● Task to carry out
The records below must be output exactly, without pictures.

*-*-*

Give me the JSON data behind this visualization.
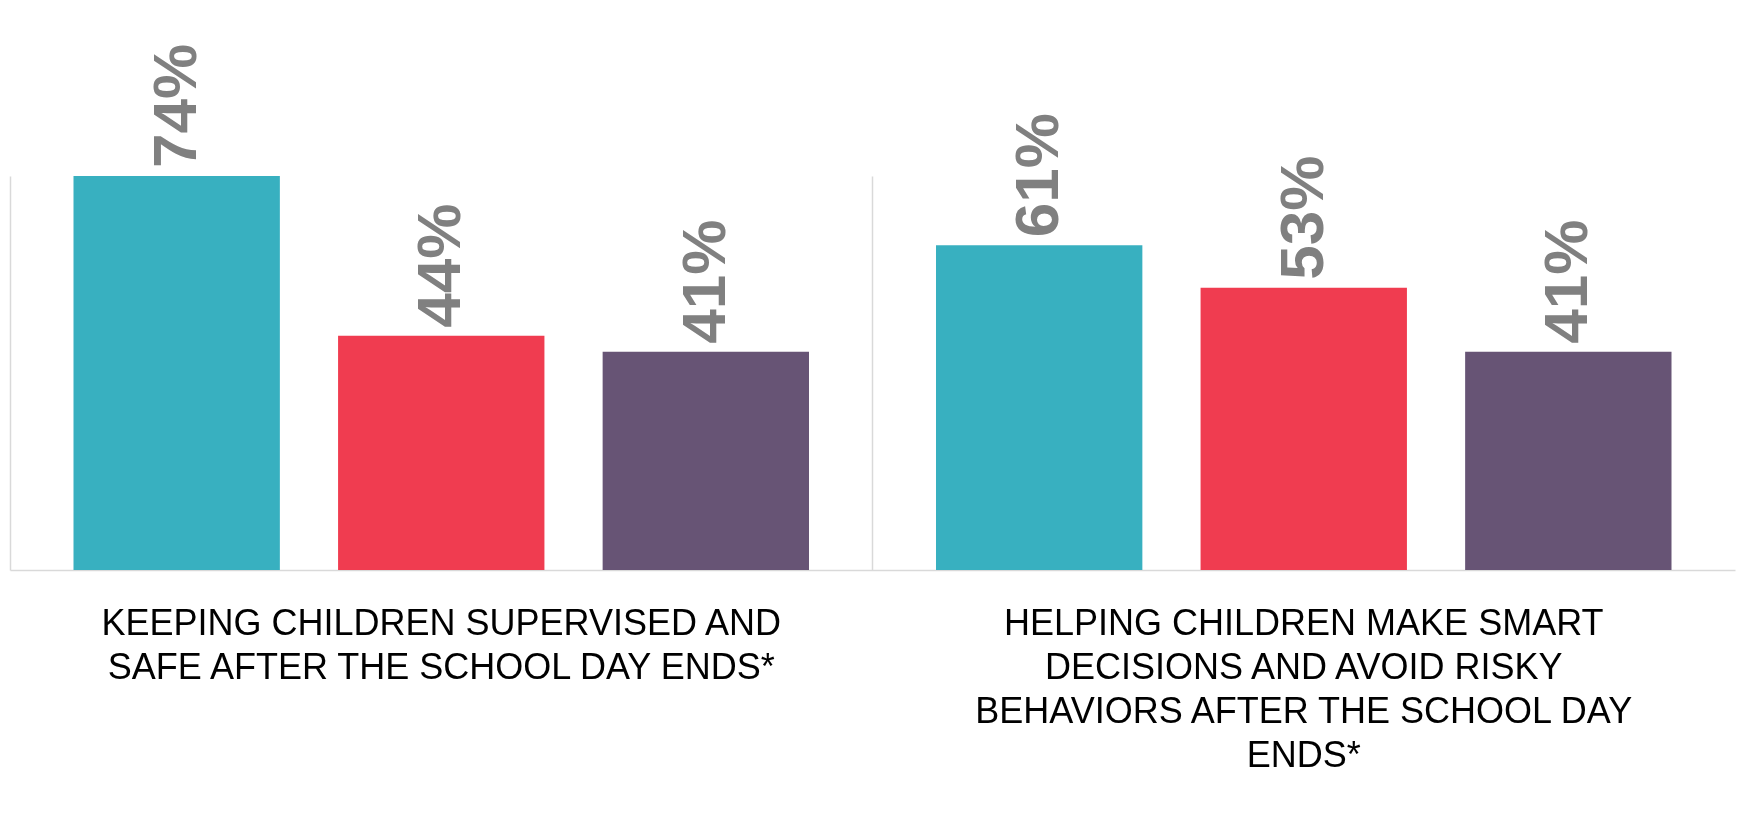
{
  "chart_data": {
    "type": "bar",
    "categories": [
      "KEEPING CHILDREN SUPERVISED AND SAFE AFTER THE SCHOOL DAY ENDS*",
      "HELPING CHILDREN MAKE SMART DECISIONS AND AVOID RISKY BEHAVIORS AFTER THE SCHOOL DAY ENDS*"
    ],
    "series": [
      {
        "color": "#38b0c0",
        "values": [
          74,
          61
        ],
        "value_labels": [
          "74%",
          "61%"
        ]
      },
      {
        "color": "#f03c50",
        "values": [
          44,
          53
        ],
        "value_labels": [
          "44%",
          "53%"
        ]
      },
      {
        "color": "#675475",
        "values": [
          41,
          41
        ],
        "value_labels": [
          "41%",
          "41%"
        ]
      }
    ],
    "grid": "x",
    "legend": false,
    "tick_labels": "x"
  }
}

*-*-*

● Response to the task
Give me the JSON data behind this visualization.
{
  "chart_data": {
    "type": "bar",
    "categories": [
      "KEEPING CHILDREN SUPERVISED AND SAFE AFTER THE SCHOOL DAY ENDS*",
      "HELPING CHILDREN MAKE SMART DECISIONS AND AVOID RISKY BEHAVIORS AFTER THE SCHOOL DAY ENDS*"
    ],
    "series": [
      {
        "color": "#38b0c0",
        "values": [
          74,
          61
        ],
        "value_labels": [
          "74%",
          "61%"
        ]
      },
      {
        "color": "#f03c50",
        "values": [
          44,
          53
        ],
        "value_labels": [
          "44%",
          "53%"
        ]
      },
      {
        "color": "#675475",
        "values": [
          41,
          41
        ],
        "value_labels": [
          "41%",
          "41%"
        ]
      }
    ],
    "grid": "x",
    "legend": false,
    "tick_labels": "x"
  }
}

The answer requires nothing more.